— start GIVEN RECORDS —

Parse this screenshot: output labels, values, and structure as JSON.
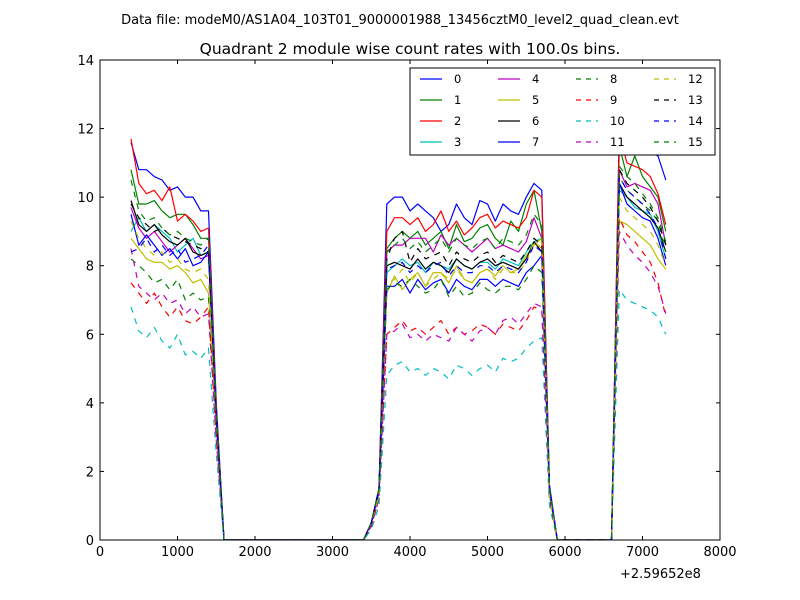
{
  "page": {
    "suptitle": "Data file: modeM0/AS1A04_103T01_9000001988_13456cztM0_level2_quad_clean.evt"
  },
  "chart_data": {
    "type": "line",
    "title": "Quadrant 2 module wise count rates with 100.0s bins.",
    "xlabel": "",
    "ylabel": "",
    "x_offset_label": "+2.59652e8",
    "xlim": [
      0,
      8000
    ],
    "ylim": [
      0,
      14
    ],
    "xticks": [
      0,
      1000,
      2000,
      3000,
      4000,
      5000,
      6000,
      7000,
      8000
    ],
    "yticks": [
      0,
      2,
      4,
      6,
      8,
      10,
      12,
      14
    ],
    "grid": false,
    "legend_placement": "top-right",
    "legend_columns": 4,
    "x": [
      400,
      500,
      600,
      700,
      800,
      900,
      1000,
      1100,
      1200,
      1300,
      1400,
      1500,
      1600,
      1700,
      1800,
      1900,
      2000,
      2100,
      2200,
      2300,
      2400,
      2500,
      2600,
      2700,
      2800,
      2900,
      3000,
      3100,
      3200,
      3300,
      3400,
      3500,
      3600,
      3700,
      3800,
      3900,
      4000,
      4100,
      4200,
      4300,
      4400,
      4500,
      4600,
      4700,
      4800,
      4900,
      5000,
      5100,
      5200,
      5300,
      5400,
      5500,
      5600,
      5700,
      5800,
      5900,
      6000,
      6100,
      6200,
      6300,
      6400,
      6500,
      6600,
      6700,
      6800,
      6900,
      7000,
      7100,
      7200,
      7300
    ],
    "series": [
      {
        "name": "0",
        "color": "#0000ff",
        "dash": "solid",
        "values": [
          11.6,
          10.8,
          10.8,
          10.6,
          10.5,
          10.2,
          10.3,
          10.0,
          10.0,
          9.6,
          9.6,
          4.0,
          0,
          0,
          0,
          0,
          0,
          0,
          0,
          0,
          0,
          0,
          0,
          0,
          0,
          0,
          0,
          0,
          0,
          0,
          0,
          0.5,
          1.5,
          9.8,
          10.0,
          10.0,
          9.6,
          9.8,
          9.6,
          9.4,
          9.0,
          9.2,
          9.8,
          9.4,
          9.2,
          9.9,
          9.8,
          9.3,
          9.8,
          9.6,
          9.5,
          10.0,
          10.4,
          10.2,
          1.6,
          0,
          0,
          0,
          0,
          0,
          0,
          0,
          0,
          12.1,
          12.0,
          11.8,
          11.5,
          11.3,
          11.2,
          10.5
        ]
      },
      {
        "name": "1",
        "color": "#008000",
        "dash": "solid",
        "values": [
          10.8,
          9.8,
          9.8,
          9.9,
          9.6,
          9.4,
          9.5,
          9.5,
          9.2,
          8.8,
          8.8,
          3.8,
          0,
          0,
          0,
          0,
          0,
          0,
          0,
          0,
          0,
          0,
          0,
          0,
          0,
          0,
          0,
          0,
          0,
          0,
          0,
          0.5,
          1.5,
          8.5,
          8.8,
          9.0,
          8.8,
          9.0,
          8.6,
          8.8,
          9.0,
          8.5,
          9.2,
          8.7,
          8.8,
          9.1,
          9.2,
          8.8,
          8.6,
          9.3,
          9.0,
          9.8,
          10.2,
          9.0,
          1.5,
          0,
          0,
          0,
          0,
          0,
          0,
          0,
          0,
          11.5,
          10.6,
          11.2,
          10.6,
          10.3,
          10.0,
          9.0
        ]
      },
      {
        "name": "2",
        "color": "#ff0000",
        "dash": "solid",
        "values": [
          11.7,
          10.4,
          10.1,
          10.2,
          9.9,
          10.3,
          9.3,
          9.5,
          9.3,
          9.0,
          9.1,
          3.8,
          0,
          0,
          0,
          0,
          0,
          0,
          0,
          0,
          0,
          0,
          0,
          0,
          0,
          0,
          0,
          0,
          0,
          0,
          0,
          0.5,
          1.5,
          9.0,
          9.4,
          9.4,
          9.2,
          9.4,
          9.0,
          9.2,
          9.6,
          9.0,
          9.3,
          8.9,
          9.1,
          9.4,
          9.5,
          9.1,
          9.3,
          9.2,
          9.1,
          9.4,
          10.2,
          10.0,
          1.5,
          0,
          0,
          0,
          0,
          0,
          0,
          0,
          0,
          11.8,
          11.0,
          10.9,
          10.8,
          10.6,
          10.1,
          9.2
        ]
      },
      {
        "name": "3",
        "color": "#00bfbf",
        "dash": "solid",
        "values": [
          9.0,
          9.4,
          9.0,
          9.2,
          9.0,
          8.8,
          8.4,
          8.6,
          8.8,
          8.3,
          8.4,
          3.6,
          0,
          0,
          0,
          0,
          0,
          0,
          0,
          0,
          0,
          0,
          0,
          0,
          0,
          0,
          0,
          0,
          0,
          0,
          0,
          0.5,
          1.5,
          7.8,
          8.0,
          8.2,
          8.0,
          8.1,
          7.8,
          8.1,
          8.0,
          7.9,
          8.2,
          8.0,
          7.9,
          8.1,
          8.1,
          7.9,
          8.2,
          8.1,
          8.0,
          8.4,
          8.7,
          8.8,
          1.5,
          0,
          0,
          0,
          0,
          0,
          0,
          0,
          0,
          10.2,
          10.0,
          9.7,
          9.6,
          9.5,
          9.0,
          8.2
        ]
      },
      {
        "name": "4",
        "color": "#bf00bf",
        "dash": "solid",
        "values": [
          9.7,
          9.1,
          8.8,
          9.0,
          8.7,
          8.4,
          8.6,
          8.8,
          8.5,
          8.2,
          8.3,
          3.6,
          0,
          0,
          0,
          0,
          0,
          0,
          0,
          0,
          0,
          0,
          0,
          0,
          0,
          0,
          0,
          0,
          0,
          0,
          0,
          0.5,
          1.4,
          8.4,
          8.6,
          8.6,
          8.8,
          8.8,
          8.8,
          8.4,
          8.9,
          8.6,
          8.8,
          8.6,
          8.4,
          8.6,
          8.8,
          8.5,
          8.6,
          8.5,
          8.4,
          8.7,
          9.4,
          8.8,
          1.4,
          0,
          0,
          0,
          0,
          0,
          0,
          0,
          0,
          10.8,
          10.3,
          10.4,
          10.3,
          10.2,
          9.8,
          8.6
        ]
      },
      {
        "name": "5",
        "color": "#bfbf00",
        "dash": "solid",
        "values": [
          8.8,
          8.5,
          8.2,
          8.1,
          8.1,
          7.9,
          8.0,
          7.8,
          7.5,
          7.6,
          7.2,
          3.4,
          0,
          0,
          0,
          0,
          0,
          0,
          0,
          0,
          0,
          0,
          0,
          0,
          0,
          0,
          0,
          0,
          0,
          0,
          0,
          0.5,
          1.4,
          7.2,
          7.7,
          7.3,
          7.6,
          7.8,
          7.4,
          7.8,
          7.8,
          7.5,
          8.0,
          7.6,
          7.5,
          7.8,
          7.9,
          7.7,
          8.0,
          7.8,
          7.9,
          8.3,
          8.6,
          8.8,
          1.4,
          0,
          0,
          0,
          0,
          0,
          0,
          0,
          0,
          9.3,
          9.2,
          9.0,
          8.8,
          8.6,
          8.2,
          7.9
        ]
      },
      {
        "name": "6",
        "color": "#000000",
        "dash": "solid",
        "values": [
          9.9,
          9.2,
          9.0,
          9.2,
          8.9,
          8.7,
          8.6,
          8.8,
          8.4,
          8.3,
          8.4,
          3.6,
          0,
          0,
          0,
          0,
          0,
          0,
          0,
          0,
          0,
          0,
          0,
          0,
          0,
          0,
          0,
          0,
          0,
          0,
          0,
          0.5,
          1.5,
          8.0,
          8.1,
          8.0,
          7.9,
          8.2,
          7.9,
          8.1,
          8.0,
          7.8,
          8.2,
          8.0,
          7.9,
          8.1,
          8.2,
          8.0,
          8.1,
          8.0,
          7.9,
          8.2,
          8.7,
          8.4,
          1.5,
          0,
          0,
          0,
          0,
          0,
          0,
          0,
          0,
          10.4,
          10.0,
          9.8,
          9.6,
          9.4,
          9.1,
          8.4
        ]
      },
      {
        "name": "7",
        "color": "#0000ff",
        "dash": "solid",
        "values": [
          9.5,
          8.6,
          8.9,
          8.6,
          8.3,
          8.5,
          8.2,
          8.5,
          8.0,
          8.1,
          8.4,
          3.5,
          0,
          0,
          0,
          0,
          0,
          0,
          0,
          0,
          0,
          0,
          0,
          0,
          0,
          0,
          0,
          0,
          0,
          0,
          0,
          0.5,
          1.4,
          7.4,
          7.4,
          7.6,
          7.2,
          7.6,
          7.3,
          7.5,
          7.6,
          7.2,
          7.6,
          7.4,
          7.3,
          7.6,
          7.6,
          7.4,
          7.6,
          7.5,
          7.4,
          7.8,
          8.0,
          8.3,
          1.4,
          0,
          0,
          0,
          0,
          0,
          0,
          0,
          0,
          10.4,
          9.8,
          9.6,
          9.4,
          9.3,
          8.8,
          8.0
        ]
      },
      {
        "name": "8",
        "color": "#008000",
        "dash": "dashed",
        "values": [
          8.2,
          8.0,
          7.8,
          7.5,
          7.6,
          7.3,
          7.6,
          7.0,
          7.2,
          7.0,
          7.1,
          3.2,
          0,
          0,
          0,
          0,
          0,
          0,
          0,
          0,
          0,
          0,
          0,
          0,
          0,
          0,
          0,
          0,
          0,
          0,
          0,
          0.4,
          1.3,
          7.3,
          7.5,
          7.4,
          7.6,
          7.4,
          7.2,
          7.3,
          7.6,
          7.1,
          7.4,
          7.1,
          7.2,
          7.5,
          7.3,
          7.2,
          7.4,
          7.4,
          7.3,
          7.6,
          8.0,
          7.8,
          1.3,
          0,
          0,
          0,
          0,
          0,
          0,
          0,
          0,
          10.6,
          10.2,
          10.0,
          9.8,
          9.6,
          9.3,
          8.4
        ]
      },
      {
        "name": "9",
        "color": "#ff0000",
        "dash": "dashed",
        "values": [
          7.5,
          7.2,
          6.9,
          7.2,
          6.8,
          6.5,
          6.8,
          6.4,
          6.3,
          6.5,
          6.8,
          3.0,
          0,
          0,
          0,
          0,
          0,
          0,
          0,
          0,
          0,
          0,
          0,
          0,
          0,
          0,
          0,
          0,
          0,
          0,
          0,
          0.4,
          1.2,
          6.0,
          6.2,
          6.4,
          6.1,
          6.2,
          6.0,
          6.2,
          6.4,
          6.0,
          6.2,
          6.0,
          6.1,
          6.3,
          6.2,
          6.0,
          6.3,
          6.2,
          6.1,
          6.4,
          6.8,
          6.7,
          1.2,
          0,
          0,
          0,
          0,
          0,
          0,
          0,
          0,
          9.4,
          8.9,
          8.7,
          8.4,
          8.1,
          7.5,
          6.5
        ]
      },
      {
        "name": "10",
        "color": "#00bfbf",
        "dash": "dashed",
        "values": [
          6.8,
          6.1,
          5.9,
          6.2,
          5.8,
          5.6,
          6.0,
          5.4,
          5.5,
          5.3,
          5.6,
          2.5,
          0,
          0,
          0,
          0,
          0,
          0,
          0,
          0,
          0,
          0,
          0,
          0,
          0,
          0,
          0,
          0,
          0,
          0,
          0,
          0.3,
          1.0,
          4.8,
          5.1,
          5.2,
          4.9,
          5.0,
          4.8,
          5.0,
          4.9,
          4.7,
          5.1,
          5.0,
          4.8,
          5.0,
          5.1,
          4.9,
          5.3,
          5.2,
          5.3,
          5.6,
          5.8,
          5.9,
          1.0,
          0,
          0,
          0,
          0,
          0,
          0,
          0,
          0,
          7.3,
          7.0,
          6.9,
          6.8,
          6.7,
          6.5,
          6.0
        ]
      },
      {
        "name": "11",
        "color": "#bf00bf",
        "dash": "dashed",
        "values": [
          8.5,
          7.4,
          7.2,
          7.0,
          7.2,
          6.9,
          7.0,
          6.6,
          6.8,
          6.5,
          6.6,
          2.9,
          0,
          0,
          0,
          0,
          0,
          0,
          0,
          0,
          0,
          0,
          0,
          0,
          0,
          0,
          0,
          0,
          0,
          0,
          0,
          0.4,
          1.2,
          6.0,
          6.1,
          6.3,
          5.9,
          6.0,
          5.8,
          6.0,
          5.9,
          5.8,
          6.2,
          6.0,
          5.8,
          6.1,
          6.2,
          6.0,
          6.4,
          6.5,
          6.3,
          6.6,
          6.9,
          6.8,
          1.2,
          0,
          0,
          0,
          0,
          0,
          0,
          0,
          0,
          9.0,
          8.6,
          8.3,
          8.1,
          7.8,
          7.4,
          6.6
        ]
      },
      {
        "name": "12",
        "color": "#bfbf00",
        "dash": "dashed",
        "values": [
          9.3,
          8.8,
          8.5,
          8.3,
          8.4,
          8.1,
          8.2,
          7.9,
          7.8,
          7.9,
          7.6,
          3.4,
          0,
          0,
          0,
          0,
          0,
          0,
          0,
          0,
          0,
          0,
          0,
          0,
          0,
          0,
          0,
          0,
          0,
          0,
          0,
          0.5,
          1.3,
          7.5,
          7.6,
          7.9,
          7.5,
          7.8,
          7.4,
          7.6,
          7.8,
          7.6,
          7.9,
          7.6,
          7.5,
          7.8,
          7.9,
          7.6,
          7.9,
          7.8,
          7.8,
          8.1,
          8.7,
          8.5,
          1.3,
          0,
          0,
          0,
          0,
          0,
          0,
          0,
          0,
          10.0,
          9.6,
          9.4,
          9.2,
          9.0,
          8.6,
          8.0
        ]
      },
      {
        "name": "13",
        "color": "#000000",
        "dash": "dashed",
        "values": [
          9.8,
          9.4,
          9.2,
          9.0,
          9.1,
          8.9,
          8.8,
          8.7,
          8.6,
          8.5,
          8.4,
          3.6,
          0,
          0,
          0,
          0,
          0,
          0,
          0,
          0,
          0,
          0,
          0,
          0,
          0,
          0,
          0,
          0,
          0,
          0,
          0,
          0.5,
          1.5,
          8.2,
          8.8,
          9.0,
          8.1,
          8.5,
          8.2,
          8.3,
          8.4,
          8.0,
          8.4,
          8.2,
          8.1,
          8.3,
          8.4,
          8.1,
          8.3,
          8.2,
          8.1,
          8.4,
          8.8,
          8.6,
          1.5,
          0,
          0,
          0,
          0,
          0,
          0,
          0,
          0,
          10.8,
          10.4,
          10.2,
          10.0,
          9.7,
          9.3,
          8.6
        ]
      },
      {
        "name": "14",
        "color": "#0000ff",
        "dash": "dashed",
        "values": [
          8.4,
          8.5,
          8.8,
          8.4,
          8.6,
          8.3,
          8.5,
          8.1,
          8.2,
          8.3,
          8.6,
          3.6,
          0,
          0,
          0,
          0,
          0,
          0,
          0,
          0,
          0,
          0,
          0,
          0,
          0,
          0,
          0,
          0,
          0,
          0,
          0,
          0.5,
          1.5,
          7.9,
          8.0,
          8.1,
          7.8,
          8.0,
          7.8,
          8.0,
          8.1,
          7.7,
          8.0,
          7.8,
          7.8,
          8.0,
          8.0,
          7.8,
          8.0,
          7.9,
          7.8,
          8.1,
          8.6,
          8.4,
          1.5,
          0,
          0,
          0,
          0,
          0,
          0,
          0,
          0,
          10.6,
          10.2,
          10.0,
          9.8,
          9.5,
          9.1,
          8.2
        ]
      },
      {
        "name": "15",
        "color": "#008000",
        "dash": "dashed",
        "values": [
          10.5,
          9.6,
          9.3,
          9.4,
          9.1,
          8.9,
          9.0,
          8.8,
          8.7,
          8.6,
          8.8,
          3.7,
          0,
          0,
          0,
          0,
          0,
          0,
          0,
          0,
          0,
          0,
          0,
          0,
          0,
          0,
          0,
          0,
          0,
          0,
          0,
          0.5,
          1.5,
          8.4,
          8.6,
          8.8,
          8.5,
          8.7,
          8.4,
          8.6,
          8.8,
          8.4,
          8.8,
          8.6,
          8.5,
          8.7,
          8.8,
          8.5,
          8.8,
          8.7,
          8.6,
          8.9,
          9.5,
          9.2,
          1.5,
          0,
          0,
          0,
          0,
          0,
          0,
          0,
          0,
          10.9,
          10.6,
          10.4,
          10.1,
          9.8,
          9.4,
          8.7
        ]
      }
    ]
  }
}
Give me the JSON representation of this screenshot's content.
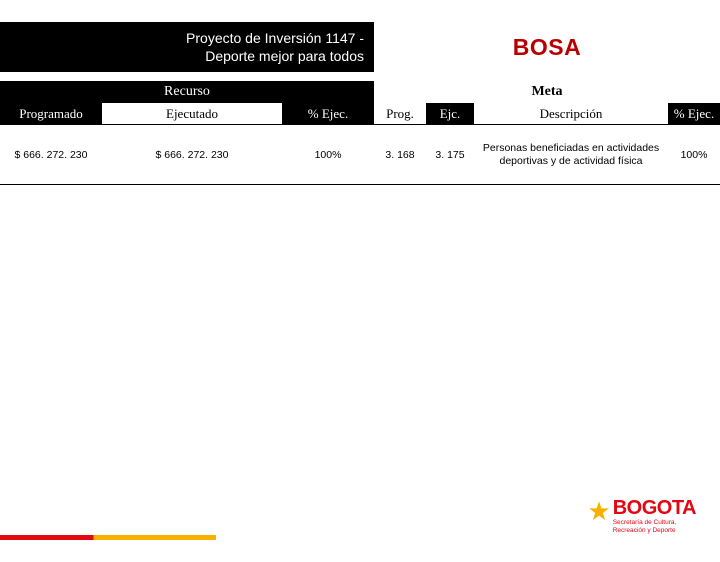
{
  "header": {
    "project_line1": "Proyecto de Inversión 1147 -",
    "project_line2": "Deporte mejor para todos",
    "district": "BOSA"
  },
  "groups": {
    "recurso": "Recurso",
    "meta": "Meta"
  },
  "cols": {
    "programado": "Programado",
    "ejecutado": "Ejecutado",
    "p_ejec": "% Ejec.",
    "prog": "Prog.",
    "ejc": "Ejc.",
    "descripcion": "Descripción",
    "m_p_ejec": "% Ejec."
  },
  "row": {
    "programado": "$ 666. 272. 230",
    "ejecutado": "$ 666. 272. 230",
    "p_ejec": "100%",
    "prog": "3. 168",
    "ejc": "3. 175",
    "descripcion": "Personas beneficiadas en actividades deportivas y de actividad física",
    "m_p_ejec": "100%"
  },
  "logo": {
    "brand": "BOGOTA",
    "sub1": "Secretaría de Cultura,",
    "sub2": "Recreación y Deporte"
  },
  "colors": {
    "accent_red": "#e30613",
    "accent_yellow": "#f9b000",
    "headline_red": "#b80000"
  }
}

— end GIVEN RECORDS —

§ **GIVEN INSTRUCTION**: Reproduce the lines above, exactly and exclusively, from the line containing "Give me the" down to the last line, both included; pictures are not part of the copy.

§ **ANSWER TO THE PROBLEM**:
Give me the JSON representation of this screenshot's content.
{
  "header": {
    "project_line1": "Proyecto de Inversión 1147 -",
    "project_line2": "Deporte mejor para todos",
    "district": "BOSA"
  },
  "groups": {
    "recurso": "Recurso",
    "meta": "Meta"
  },
  "cols": {
    "programado": "Programado",
    "ejecutado": "Ejecutado",
    "p_ejec": "% Ejec.",
    "prog": "Prog.",
    "ejc": "Ejc.",
    "descripcion": "Descripción",
    "m_p_ejec": "% Ejec."
  },
  "row": {
    "programado": "$ 666. 272. 230",
    "ejecutado": "$ 666. 272. 230",
    "p_ejec": "100%",
    "prog": "3. 168",
    "ejc": "3. 175",
    "descripcion": "Personas beneficiadas en actividades deportivas y de actividad física",
    "m_p_ejec": "100%"
  },
  "logo": {
    "brand": "BOGOTA",
    "sub1": "Secretaría de Cultura,",
    "sub2": "Recreación y Deporte"
  },
  "colors": {
    "accent_red": "#e30613",
    "accent_yellow": "#f9b000",
    "headline_red": "#b80000"
  }
}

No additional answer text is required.